::: Data supplied :::

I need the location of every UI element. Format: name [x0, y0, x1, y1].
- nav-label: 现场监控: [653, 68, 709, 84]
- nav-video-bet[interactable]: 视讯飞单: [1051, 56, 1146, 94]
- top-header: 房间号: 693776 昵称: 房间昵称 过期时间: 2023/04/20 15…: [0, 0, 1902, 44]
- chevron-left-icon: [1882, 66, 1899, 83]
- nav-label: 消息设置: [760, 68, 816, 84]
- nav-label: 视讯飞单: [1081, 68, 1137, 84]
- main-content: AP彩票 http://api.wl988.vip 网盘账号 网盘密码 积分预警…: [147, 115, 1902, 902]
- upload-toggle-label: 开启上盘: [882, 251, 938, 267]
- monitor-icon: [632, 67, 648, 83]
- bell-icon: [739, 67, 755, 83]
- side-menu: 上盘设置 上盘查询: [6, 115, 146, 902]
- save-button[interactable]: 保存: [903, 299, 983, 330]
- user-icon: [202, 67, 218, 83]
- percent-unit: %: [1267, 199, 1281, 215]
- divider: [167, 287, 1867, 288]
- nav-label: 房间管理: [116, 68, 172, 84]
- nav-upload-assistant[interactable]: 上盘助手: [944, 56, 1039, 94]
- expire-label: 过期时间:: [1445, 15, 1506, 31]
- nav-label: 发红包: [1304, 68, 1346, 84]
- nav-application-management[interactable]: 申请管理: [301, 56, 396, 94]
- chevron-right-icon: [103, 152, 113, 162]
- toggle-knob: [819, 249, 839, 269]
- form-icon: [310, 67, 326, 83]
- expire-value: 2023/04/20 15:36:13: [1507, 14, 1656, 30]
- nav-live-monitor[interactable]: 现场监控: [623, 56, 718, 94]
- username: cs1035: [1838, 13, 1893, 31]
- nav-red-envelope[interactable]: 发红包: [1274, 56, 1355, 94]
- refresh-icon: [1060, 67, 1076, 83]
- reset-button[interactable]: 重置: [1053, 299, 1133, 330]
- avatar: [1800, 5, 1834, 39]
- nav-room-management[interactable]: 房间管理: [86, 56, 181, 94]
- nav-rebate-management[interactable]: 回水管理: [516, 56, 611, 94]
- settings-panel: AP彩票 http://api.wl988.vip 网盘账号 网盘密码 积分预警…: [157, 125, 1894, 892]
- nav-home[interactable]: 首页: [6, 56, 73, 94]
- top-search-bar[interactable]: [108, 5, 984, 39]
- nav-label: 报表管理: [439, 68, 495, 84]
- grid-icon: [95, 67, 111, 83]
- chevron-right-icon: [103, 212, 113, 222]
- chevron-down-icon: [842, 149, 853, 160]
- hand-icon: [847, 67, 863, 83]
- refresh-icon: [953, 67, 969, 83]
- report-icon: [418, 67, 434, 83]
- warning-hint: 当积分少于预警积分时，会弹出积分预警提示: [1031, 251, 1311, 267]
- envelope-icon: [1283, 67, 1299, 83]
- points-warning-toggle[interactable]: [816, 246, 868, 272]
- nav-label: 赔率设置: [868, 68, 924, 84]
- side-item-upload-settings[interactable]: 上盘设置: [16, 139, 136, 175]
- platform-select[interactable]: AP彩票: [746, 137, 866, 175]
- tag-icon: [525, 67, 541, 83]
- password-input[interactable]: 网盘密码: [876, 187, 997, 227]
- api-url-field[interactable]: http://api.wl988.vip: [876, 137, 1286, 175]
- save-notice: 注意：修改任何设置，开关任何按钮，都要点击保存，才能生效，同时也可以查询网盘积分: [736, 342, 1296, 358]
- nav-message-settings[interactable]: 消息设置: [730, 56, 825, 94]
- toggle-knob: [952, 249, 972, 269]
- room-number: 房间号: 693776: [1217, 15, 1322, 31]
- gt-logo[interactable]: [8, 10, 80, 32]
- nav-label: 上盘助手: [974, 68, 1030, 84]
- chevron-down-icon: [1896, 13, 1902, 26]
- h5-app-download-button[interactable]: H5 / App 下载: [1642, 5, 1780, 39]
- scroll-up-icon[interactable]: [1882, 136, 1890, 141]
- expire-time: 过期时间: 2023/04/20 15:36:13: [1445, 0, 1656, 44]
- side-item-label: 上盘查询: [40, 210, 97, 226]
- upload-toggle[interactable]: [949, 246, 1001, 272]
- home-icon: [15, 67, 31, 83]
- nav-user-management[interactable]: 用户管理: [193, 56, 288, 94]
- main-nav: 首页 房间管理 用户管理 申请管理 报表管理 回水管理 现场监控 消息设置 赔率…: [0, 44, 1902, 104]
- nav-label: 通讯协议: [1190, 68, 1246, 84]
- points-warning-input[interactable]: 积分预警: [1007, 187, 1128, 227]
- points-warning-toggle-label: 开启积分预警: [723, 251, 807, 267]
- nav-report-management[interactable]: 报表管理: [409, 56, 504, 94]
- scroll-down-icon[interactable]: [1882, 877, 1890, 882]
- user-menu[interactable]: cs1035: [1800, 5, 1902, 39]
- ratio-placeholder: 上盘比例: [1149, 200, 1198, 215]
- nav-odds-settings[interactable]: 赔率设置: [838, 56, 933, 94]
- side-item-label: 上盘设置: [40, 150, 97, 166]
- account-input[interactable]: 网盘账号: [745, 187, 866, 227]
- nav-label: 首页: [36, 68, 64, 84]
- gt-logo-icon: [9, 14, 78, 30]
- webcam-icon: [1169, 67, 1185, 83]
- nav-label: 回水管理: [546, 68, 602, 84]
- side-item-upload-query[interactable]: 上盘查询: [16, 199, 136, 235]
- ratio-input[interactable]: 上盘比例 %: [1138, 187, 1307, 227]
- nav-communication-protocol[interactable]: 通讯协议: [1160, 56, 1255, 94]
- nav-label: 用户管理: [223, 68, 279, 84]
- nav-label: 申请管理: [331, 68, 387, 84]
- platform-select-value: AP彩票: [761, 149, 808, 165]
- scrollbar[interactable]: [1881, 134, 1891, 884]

:::

Problem to solve: Reproduce word for word the items from the first line through the line containing "- nav-label: 视讯飞单: [1081, 68, 1137, 84]", both ends included.

Result for this exercise:
I need the location of every UI element. Format: name [x0, y0, x1, y1].
- nav-label: 现场监控: [653, 68, 709, 84]
- nav-video-bet[interactable]: 视讯飞单: [1051, 56, 1146, 94]
- top-header: 房间号: 693776 昵称: 房间昵称 过期时间: 2023/04/20 15…: [0, 0, 1902, 44]
- chevron-left-icon: [1882, 66, 1899, 83]
- nav-label: 消息设置: [760, 68, 816, 84]
- nav-label: 视讯飞单: [1081, 68, 1137, 84]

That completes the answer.